[REQUIRED WORK]:
Give the number of lines in the listing below that include the word "Herrn", with nothing more.

─── ITEMS ───

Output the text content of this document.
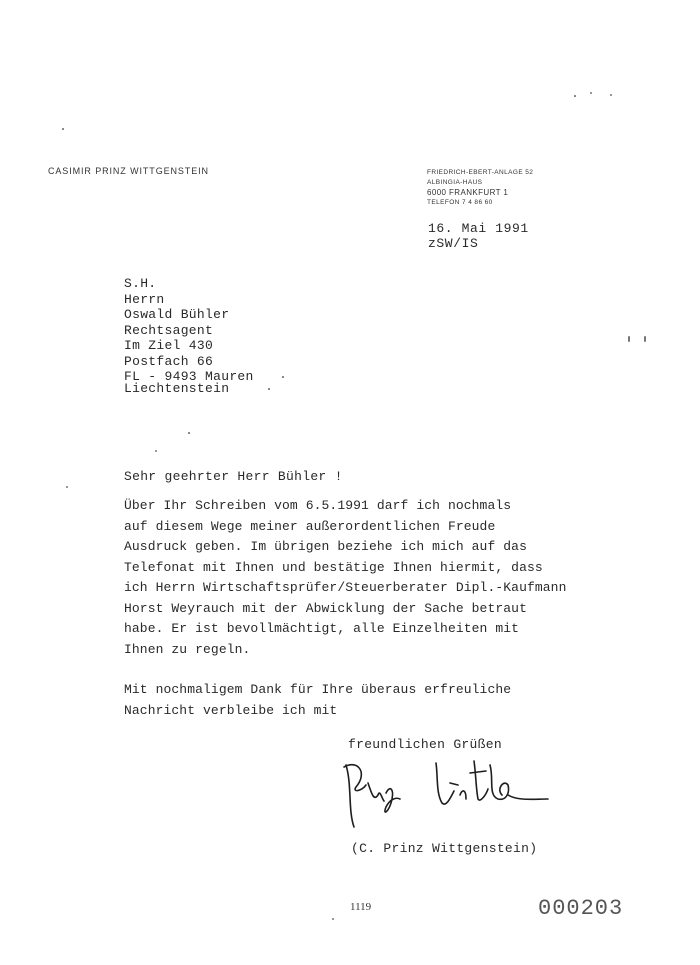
CASIMIR PRINZ WITTGENSTEIN	FRIEDRICH-EBERT-ANLAGE 52
ALBINGIA-HAUS
6000 FRANKFURT 1
TELEFON 7 4 86 60
16. Mai 1991
zSW/IS
S.H.
Herrn
Oswald Bühler
Rechtsagent
Im Ziel 430
Postfach 66
FL - 9493 Mauren
Liechtenstein
Sehr geehrter Herr Bühler !
Über Ihr Schreiben vom 6.5.1991 darf ich nochmals
auf diesem Wege meiner außerordentlichen Freude
Ausdruck geben. Im übrigen beziehe ich mich auf das
Telefonat mit Ihnen und bestätige Ihnen hiermit, dass
ich Herrn Wirtschaftsprüfer/Steuerberater Dipl.-Kaufmann
Horst Weyrauch mit der Abwicklung der Sache betraut
habe. Er ist bevollmächtigt, alle Einzelheiten mit
Ihnen zu regeln.
Mit nochmaligem Dank für Ihre überaus erfreuliche
Nachricht verbleibe ich mit
freundlichen Grüßen
(C. Prinz Wittgenstein)
1119	000203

───

[IN RESPONSE]:
2